What is asked: Find the lines with the string "ذكره" and return them.

** start **

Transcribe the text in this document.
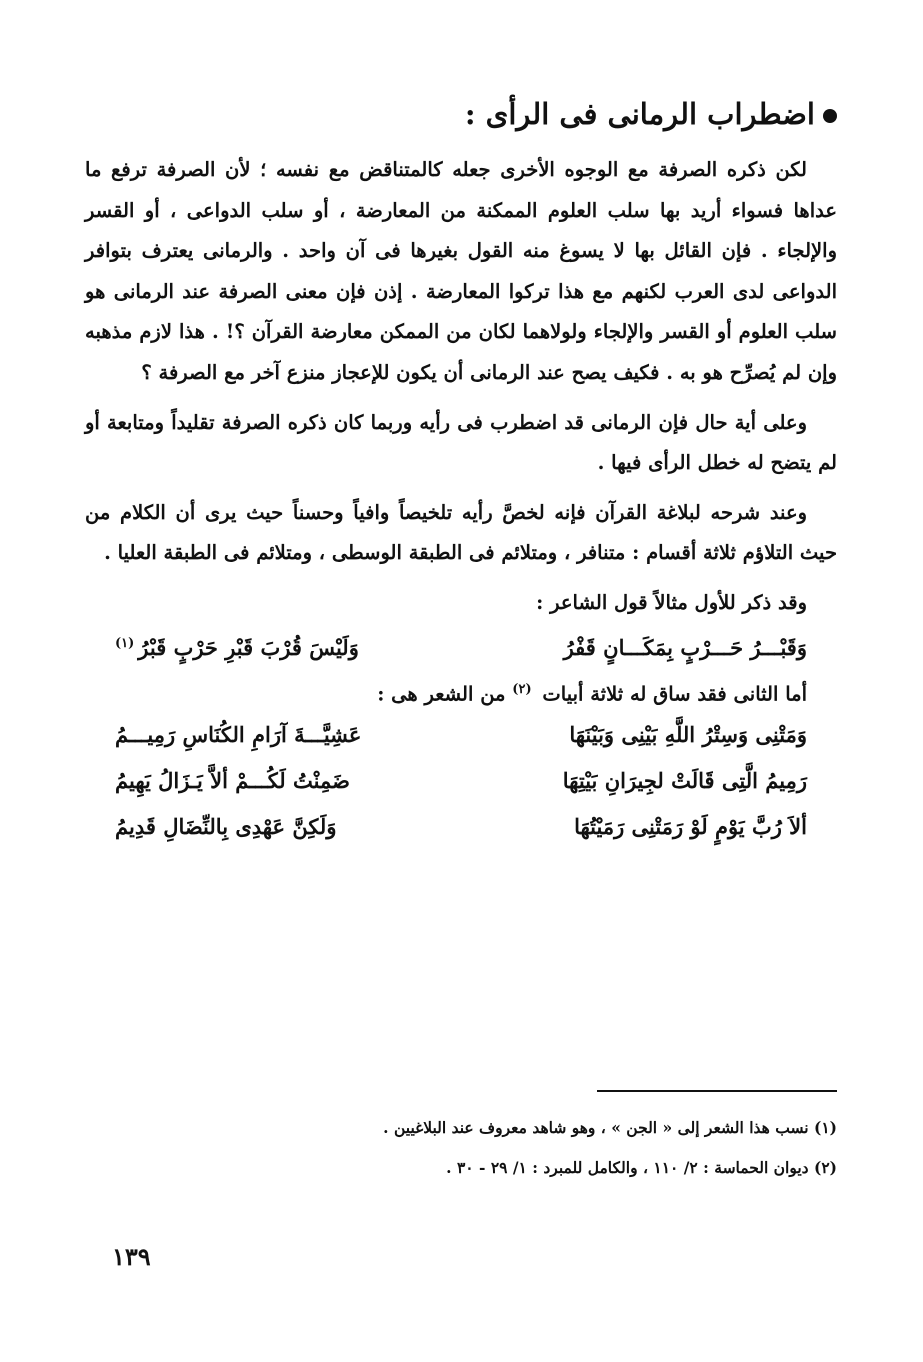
اضطراب الرمانى فى الرأى :

لكن ذكره الصرفة مع الوجوه الأخرى جعله كالمتناقض مع نفسه ؛ لأن الصرفة ترفع ما عداها فسواء أريد بها سلب العلوم الممكنة من المعارضة ، أو سلب الدواعى ، أو القسر والإلجاء . فإن القائل بها لا يسوغ منه القول بغيرها فى آن واحد . والرمانى يعترف بتوافر الدواعى لدى العرب لكنهم مع هذا تركوا المعارضة . إذن فإن معنى الصرفة عند الرمانى هو سلب العلوم أو القسر والإلجاء ولولاهما لكان من الممكن معارضة القرآن ؟! . هذا لازم مذهبه وإن لم يُصرِّح هو به . فكيف يصح عند الرمانى أن يكون للإعجاز منزع آخر مع الصرفة ؟

وعلى أية حال فإن الرمانى قد اضطرب فى رأيه وربما كان ذكره الصرفة تقليداً ومتابعة أو لم يتضح له خطل الرأى فيها .

وعند شرحه لبلاغة القرآن فإنه لخصَّ رأيه تلخيصاً وافياً وحسناً حيث يرى أن الكلام من حيث التلاؤم ثلاثة أقسام : متنافر ، ومتلائم فى الطبقة الوسطى ، ومتلائم فى الطبقة العليا .

وقد ذكر للأول مثالاً قول الشاعر :

وَقَبْـــرُ حَـــرْبٍ بِمَكَـــانٍ قَفْرُ
وَلَيْسَ قُرْبَ قَبْرِ حَرْبٍ قَبْرُ$^{(١)}$

أما الثانى فقد ساق له ثلاثة أبيات $^{(٢)}$ من الشعر هى :

وَمَتْنِى وَسِتْرُ اللَّهِ بَيْنِى وَبَيْنَهَا
عَشِيَّـــةَ آرَامِ الكُنَاسِ رَمِيـــمُ
رَمِيمُ الَّتِى قَالَتْ لجِيرَانِ بَيْتِهَا
ضَمِنْتُ لَكُـــمْ ألاَّ يَـزَالُ يَهِيمُ
ألاَ رُبَّ يَوْمٍ لَوْ رَمَتْنِى رَمَيْتُهَا
وَلَكِنَّ عَهْدِى بِالنِّضَالِ قَدِيمُ

(١) نسب هذا الشعر إلى « الجن » ، وهو شاهد معروف عند البلاغيين .

(٢) ديوان الحماسة : ٢/ ١١٠ ، والكامل للمبرد : ١/ ٢٩ - ٣٠ .

١٣٩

** end **

Task output:
لكن ذكره الصرفة مع الوجوه الأخرى جعله كالمتناقض مع نفسه ؛ لأن الصرفة ترفع ما عداها فسواء أريد بها سلب العلوم الممكنة من المعارضة ، أو سلب الدواعى ، أو القسر والإلجاء . فإن القائل بها لا يسوغ منه القول بغيرها فى آن واحد . والرمانى يعترف بتوافر الدواعى لدى العرب لكنهم مع هذا تركوا المعارضة . إذن فإن معنى الصرفة عند الرمانى هو سلب العلوم أو القسر والإلجاء ولولاهما لكان من الممكن معارضة القرآن ؟! . هذا لازم مذهبه وإن لم يُصرِّح هو به . فكيف يصح عند الرمانى أن يكون للإعجاز منزع آخر مع الصرفة ؟
وعلى أية حال فإن الرمانى قد اضطرب فى رأيه وربما كان ذكره الصرفة تقليداً ومتابعة أو لم يتضح له خطل الرأى فيها .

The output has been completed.